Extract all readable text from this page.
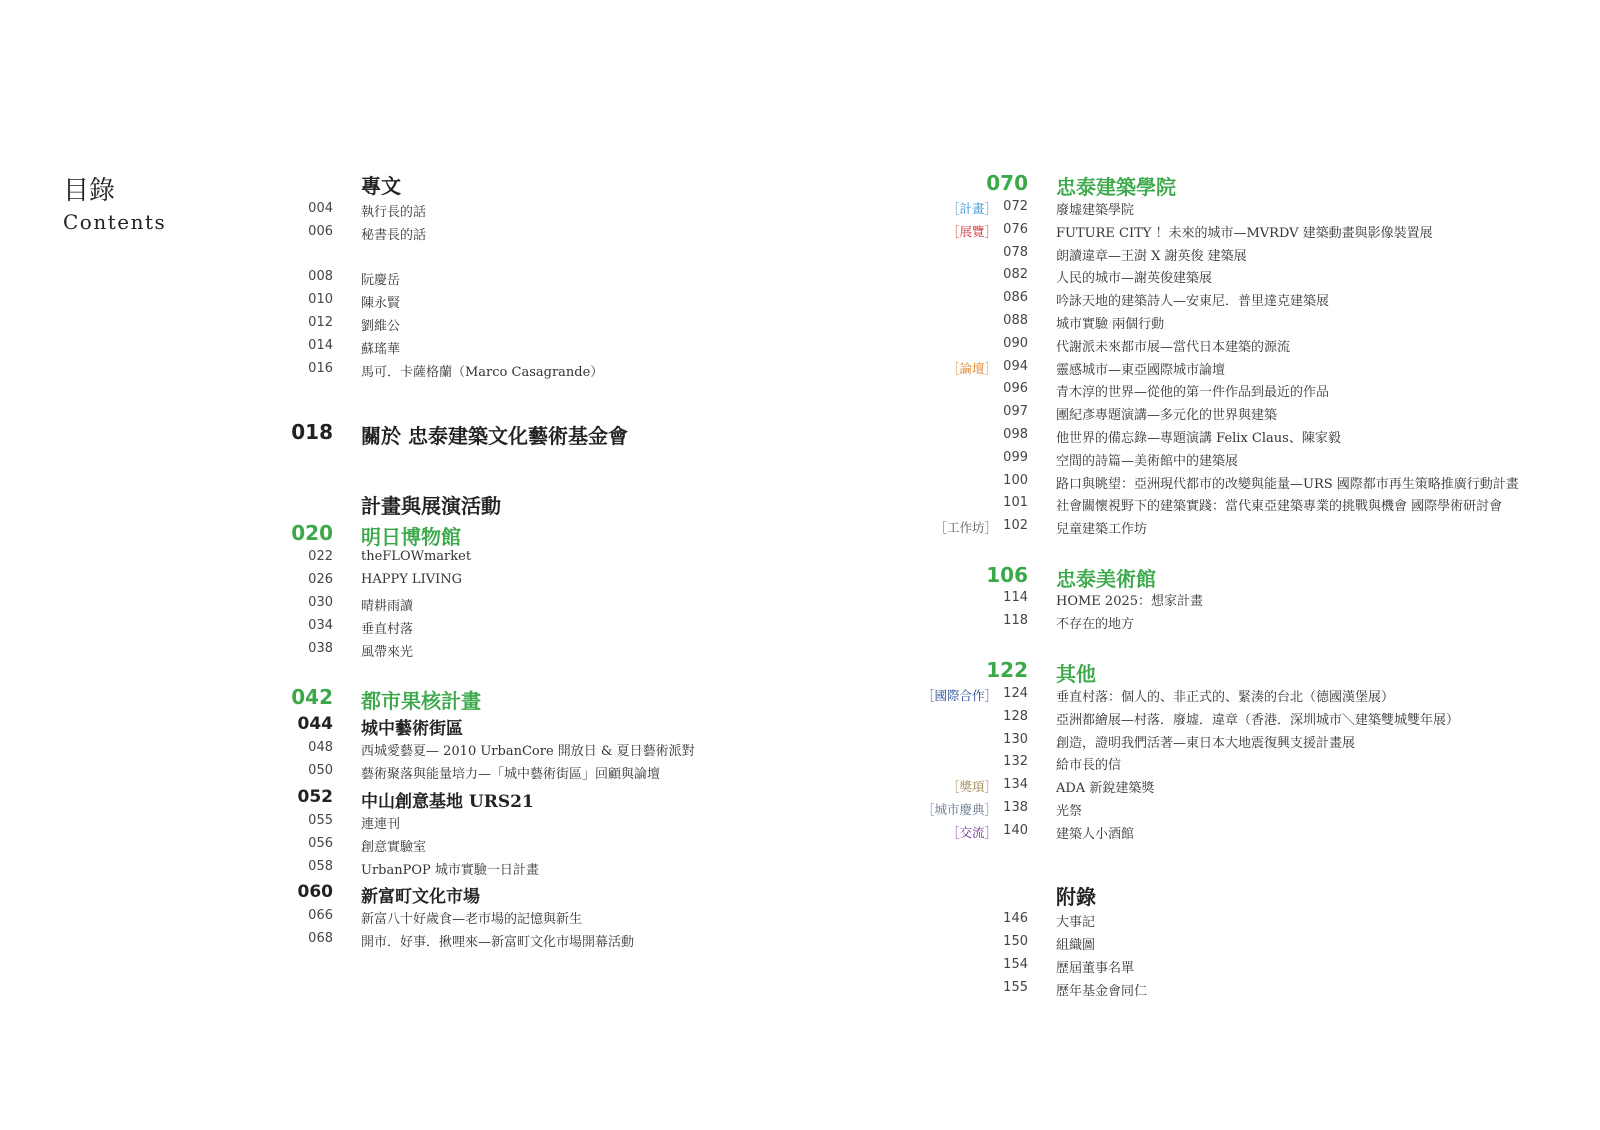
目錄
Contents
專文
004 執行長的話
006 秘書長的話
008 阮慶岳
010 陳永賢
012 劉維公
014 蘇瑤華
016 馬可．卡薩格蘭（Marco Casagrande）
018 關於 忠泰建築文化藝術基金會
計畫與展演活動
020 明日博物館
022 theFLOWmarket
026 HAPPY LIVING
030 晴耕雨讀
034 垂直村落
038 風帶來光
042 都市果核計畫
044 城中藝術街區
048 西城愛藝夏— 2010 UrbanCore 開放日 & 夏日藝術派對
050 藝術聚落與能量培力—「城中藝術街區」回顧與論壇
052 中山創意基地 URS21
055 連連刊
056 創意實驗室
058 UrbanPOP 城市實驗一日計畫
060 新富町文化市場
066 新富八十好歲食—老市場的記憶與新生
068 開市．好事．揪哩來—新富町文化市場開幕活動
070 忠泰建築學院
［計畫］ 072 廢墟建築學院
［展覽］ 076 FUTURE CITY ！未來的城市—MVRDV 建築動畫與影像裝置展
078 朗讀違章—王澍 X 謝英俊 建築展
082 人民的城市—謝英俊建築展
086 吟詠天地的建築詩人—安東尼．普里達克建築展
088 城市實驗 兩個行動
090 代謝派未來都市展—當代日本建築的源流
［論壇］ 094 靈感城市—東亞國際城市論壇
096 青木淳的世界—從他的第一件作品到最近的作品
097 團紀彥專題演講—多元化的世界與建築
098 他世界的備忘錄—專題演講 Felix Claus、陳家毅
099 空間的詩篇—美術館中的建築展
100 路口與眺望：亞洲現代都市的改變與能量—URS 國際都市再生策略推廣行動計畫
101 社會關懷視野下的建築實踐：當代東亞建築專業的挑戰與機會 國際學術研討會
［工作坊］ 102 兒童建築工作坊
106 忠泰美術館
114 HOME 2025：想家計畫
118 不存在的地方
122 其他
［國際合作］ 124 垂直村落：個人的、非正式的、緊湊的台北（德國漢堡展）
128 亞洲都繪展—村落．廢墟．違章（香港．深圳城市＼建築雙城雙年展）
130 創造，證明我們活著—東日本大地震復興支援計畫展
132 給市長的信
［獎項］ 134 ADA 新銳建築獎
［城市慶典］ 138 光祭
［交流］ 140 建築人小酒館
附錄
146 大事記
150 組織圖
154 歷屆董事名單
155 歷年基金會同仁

____

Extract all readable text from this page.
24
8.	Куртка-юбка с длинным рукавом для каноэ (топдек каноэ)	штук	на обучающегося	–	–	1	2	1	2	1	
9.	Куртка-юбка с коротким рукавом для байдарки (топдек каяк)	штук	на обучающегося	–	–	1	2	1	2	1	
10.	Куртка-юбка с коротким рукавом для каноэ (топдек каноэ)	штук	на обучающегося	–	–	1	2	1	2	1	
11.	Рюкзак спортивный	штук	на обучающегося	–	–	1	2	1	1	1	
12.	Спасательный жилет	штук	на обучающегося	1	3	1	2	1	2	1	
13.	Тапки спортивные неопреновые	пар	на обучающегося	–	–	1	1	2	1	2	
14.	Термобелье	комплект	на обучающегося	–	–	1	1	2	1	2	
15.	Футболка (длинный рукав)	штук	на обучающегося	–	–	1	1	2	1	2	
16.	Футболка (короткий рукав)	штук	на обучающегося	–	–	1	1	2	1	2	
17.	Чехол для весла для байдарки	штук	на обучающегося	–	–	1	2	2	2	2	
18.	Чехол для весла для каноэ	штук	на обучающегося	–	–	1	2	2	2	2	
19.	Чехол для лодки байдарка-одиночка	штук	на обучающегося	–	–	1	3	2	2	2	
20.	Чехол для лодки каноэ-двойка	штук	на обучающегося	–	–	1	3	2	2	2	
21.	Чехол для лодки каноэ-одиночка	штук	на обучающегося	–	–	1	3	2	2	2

____

GOAL OF THE EXERCISE:
Display every line of the listing that contains the string "Куртка".

RESPONSE FOR THIS EXERCISE:
8.	Куртка-юбка с длинным рукавом для каноэ (топдек каноэ)	штук	на обучающегося	–	–	1	2	1	2	1	
9.	Куртка-юбка с коротким рукавом для байдарки (топдек каяк)	штук	на обучающегося	–	–	1	2	1	2	1	
10.	Куртка-юбка с коротким рукавом для каноэ (топдек каноэ)	штук	на обучающегося	–	–	1	2	1	2	1	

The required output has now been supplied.